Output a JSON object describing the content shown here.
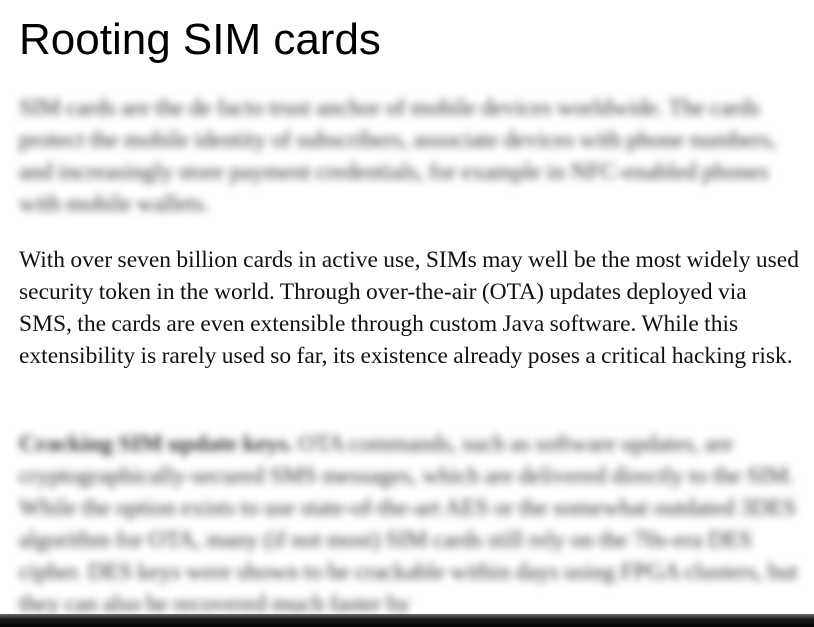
{
  "document": {
    "title": "Rooting SIM cards",
    "paragraph_1": "SIM cards are the de facto trust anchor of mobile devices worldwide. The cards protect the mobile identity of subscribers, associate devices with phone numbers, and increasingly store payment credentials, for example in NFC-enabled phones with mobile wallets.",
    "paragraph_2": "With over seven billion cards in active use, SIMs may well be the most widely used security token in the world. Through over-the-air (OTA) updates deployed via SMS, the cards are even extensible through custom Java software. While this extensibility is rarely used so far, its existence already poses a critical hacking risk.",
    "paragraph_3_lead": "Cracking SIM update keys.",
    "paragraph_3_body": " OTA commands, such as software updates, are cryptographically-secured SMS messages, which are delivered directly to the SIM. While the option exists to use state-of-the-art AES or the somewhat outdated 3DES algorithm for OTA, many (if not most) SIM cards still rely on the 70s-era DES cipher. DES keys were shown to be crackable within days using FPGA clusters, but they can also be recovered much faster by"
  }
}
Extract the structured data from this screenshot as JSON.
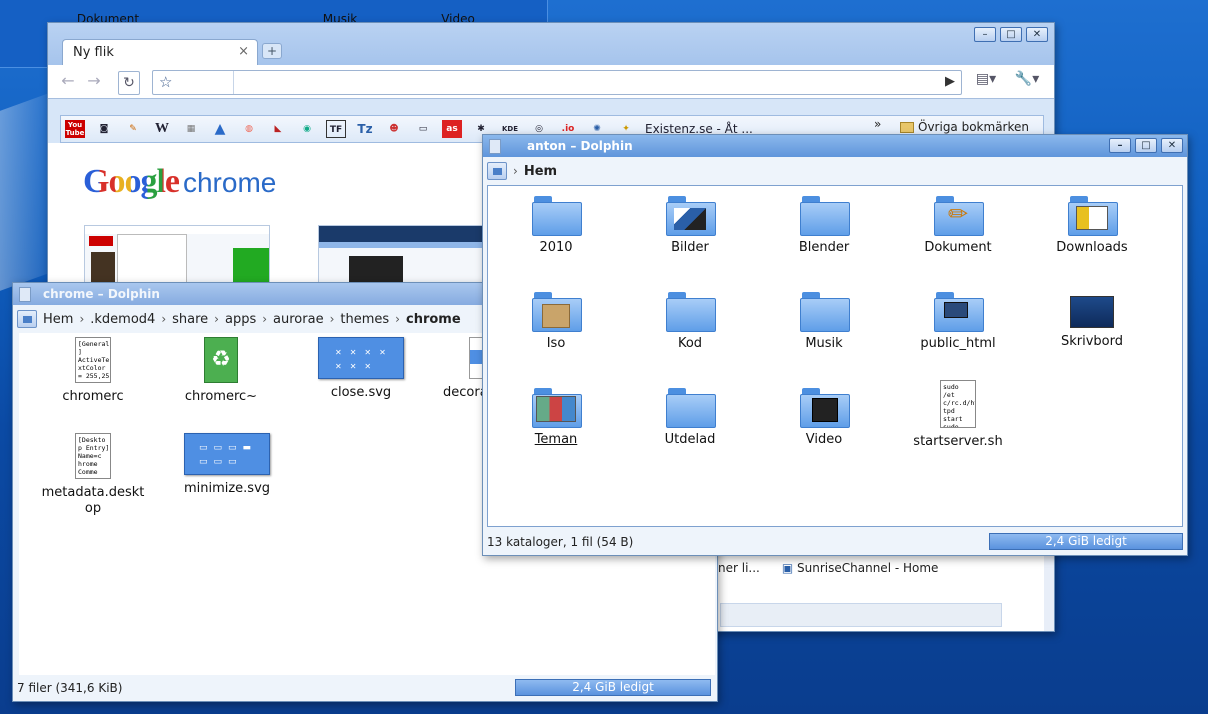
{
  "desktop": {
    "icons": [
      "Dokument",
      "Musik",
      "Video"
    ]
  },
  "chrome": {
    "tab_title": "Ny flik",
    "tab_close": "×",
    "new_tab": "+",
    "bookmarks": [
      "You Tube",
      "W",
      "TF",
      "Tz",
      "KDE",
      ".io"
    ],
    "bookmark_text": "Existenz.se - Åt ...",
    "bookmark_overflow": "»",
    "other_bookmarks": "Övriga bokmärken",
    "logo_google": "Google",
    "logo_chrome": "chrome",
    "behind_text": "SunriseChannel - Home",
    "behind_text_left": "ner li..."
  },
  "dolphin_chrome": {
    "title": "chrome – Dolphin",
    "breadcrumb": [
      "Hem",
      ".kdemod4",
      "share",
      "apps",
      "aurorae",
      "themes",
      "chrome"
    ],
    "items": [
      {
        "label": "chromerc",
        "preview": "[General\n]\nActiveTe\nxtColor\n= 255,25"
      },
      {
        "label": "chromerc~",
        "preview": ""
      },
      {
        "label": "close.svg",
        "preview": ""
      },
      {
        "label": "decora",
        "preview": ""
      },
      {
        "label": "metadata.desktop",
        "preview": "[Deskto\np Entry]\nName=c\nhrome\nComme"
      },
      {
        "label": "minimize.svg",
        "preview": ""
      }
    ],
    "status": "7 filer (341,6 KiB)",
    "free": "2,4 GiB ledigt"
  },
  "dolphin_anton": {
    "title": "anton – Dolphin",
    "breadcrumb": [
      "Hem"
    ],
    "items": [
      {
        "label": "2010"
      },
      {
        "label": "Bilder"
      },
      {
        "label": "Blender"
      },
      {
        "label": "Dokument"
      },
      {
        "label": "Downloads"
      },
      {
        "label": "Iso"
      },
      {
        "label": "Kod"
      },
      {
        "label": "Musik"
      },
      {
        "label": "public_html"
      },
      {
        "label": "Skrivbord"
      },
      {
        "label": "Teman"
      },
      {
        "label": "Utdelad"
      },
      {
        "label": "Video"
      },
      {
        "label": "startserver.sh",
        "preview": "sudo /et\nc/rc.d/ht\ntpd start\nsudo /et\nc/rc.d/m"
      }
    ],
    "status": "13 kataloger, 1 fil (54 B)",
    "free": "2,4 GiB ledigt"
  },
  "window_buttons": {
    "minimize": "–",
    "maximize": "□",
    "close": "✕"
  }
}
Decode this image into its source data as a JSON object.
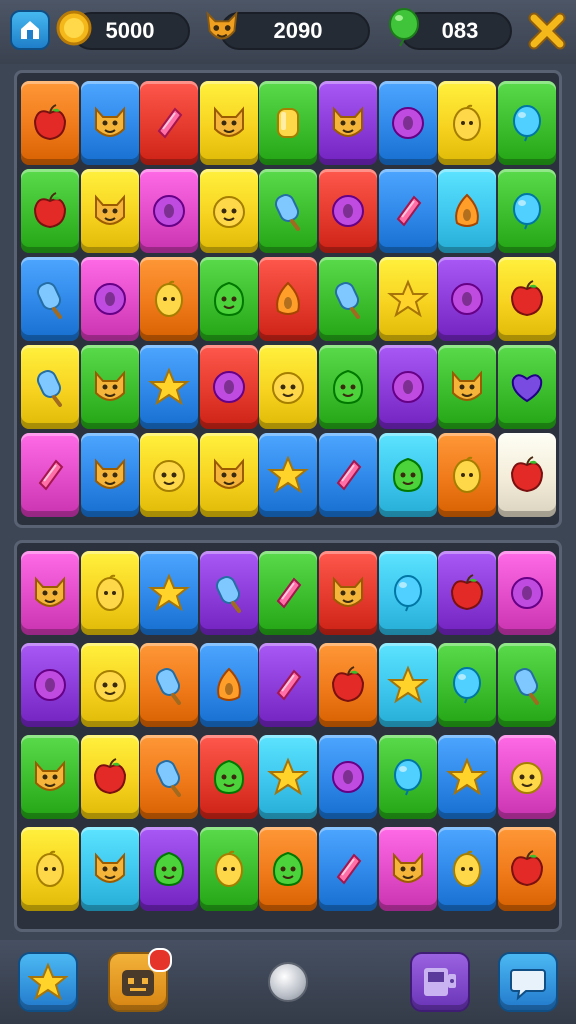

________

◆ **Exercise aim**:
Can you restate all the records above word for word while dropping the pictures?

◆ **Exercise output**:
Output a JSON object describing the content shown here.
{
  "document": {
    "title": "Rooting SIM cards",
    "paragraph_1": "SIM cards are the de facto trust anchor of mobile devices worldwide. The cards protect the mobile identity of subscribers, associate devices with phone numbers, and increasingly store payment credentials, for example in NFC-enabled phones with mobile wallets.",
    "paragraph_2": "With over seven billion cards in active use, SIMs may well be the most widely used security token in the world. Through over-the-air (OTA) updates deployed via SMS, the cards are even extensible through custom Java software. While this extensibility is rarely used so far, its existence already poses a critical hacking risk.",
    "paragraph_3_lead": "Cracking SIM update keys.",
    "paragraph_3_body": " OTA commands, such as software updates, are cryptographically-secured SMS messages, which are delivered directly to the SIM. While the option exists to use state-of-the-art AES or the somewhat outdated 3DES algorithm for OTA, many (if not most) SIM cards still rely on the 70s-era DES cipher. DES keys were shown to be crackable within days using FPGA clusters, but they can also be recovered much faster by"
  }
}
Extract the structured data from this screenshot as JSON.
{
  "desktop": {
    "icons": [
      "Dokument",
      "Musik",
      "Video"
    ]
  },
  "chrome": {
    "tab_title": "Ny flik",
    "tab_close": "×",
    "new_tab": "+",
    "bookmarks": [
      "You Tube",
      "W",
      "TF",
      "Tz",
      "KDE",
      ".io"
    ],
    "bookmark_text": "Existenz.se - Åt ...",
    "bookmark_overflow": "»",
    "other_bookmarks": "Övriga bokmärken",
    "logo_google": "Google",
    "logo_chrome": "chrome",
    "behind_text": "SunriseChannel - Home",
    "behind_text_left": "ner li..."
  },
  "dolphin_chrome": {
    "title": "chrome – Dolphin",
    "breadcrumb": [
      "Hem",
      ".kdemod4",
      "share",
      "apps",
      "aurorae",
      "themes",
      "chrome"
    ],
    "items": [
      {
        "label": "chromerc",
        "preview": "[General\n]\nActiveTe\nxtColor\n= 255,25"
      },
      {
        "label": "chromerc~",
        "preview": ""
      },
      {
        "label": "close.svg",
        "preview": ""
      },
      {
        "label": "decora",
        "preview": ""
      },
      {
        "label": "metadata.desktop",
        "preview": "[Deskto\np Entry]\nName=c\nhrome\nComme"
      },
      {
        "label": "minimize.svg",
        "preview": ""
      }
    ],
    "status": "7 filer (341,6 KiB)",
    "free": "2,4 GiB ledigt"
  },
  "dolphin_anton": {
    "title": "anton – Dolphin",
    "breadcrumb": [
      "Hem"
    ],
    "items": [
      {
        "label": "2010"
      },
      {
        "label": "Bilder"
      },
      {
        "label": "Blender"
      },
      {
        "label": "Dokument"
      },
      {
        "label": "Downloads"
      },
      {
        "label": "Iso"
      },
      {
        "label": "Kod"
      },
      {
        "label": "Musik"
      },
      {
        "label": "public_html"
      },
      {
        "label": "Skrivbord"
      },
      {
        "label": "Teman"
      },
      {
        "label": "Utdelad"
      },
      {
        "label": "Video"
      },
      {
        "label": "startserver.sh",
        "preview": "sudo /et\nc/rc.d/ht\ntpd start\nsudo /et\nc/rc.d/m"
      }
    ],
    "status": "13 kataloger, 1 fil (54 B)",
    "free": "2,4 GiB ledigt"
  },
  "window_buttons": {
    "minimize": "–",
    "maximize": "□",
    "close": "✕"
  }
}
Decode this image into its source data as a JSON object.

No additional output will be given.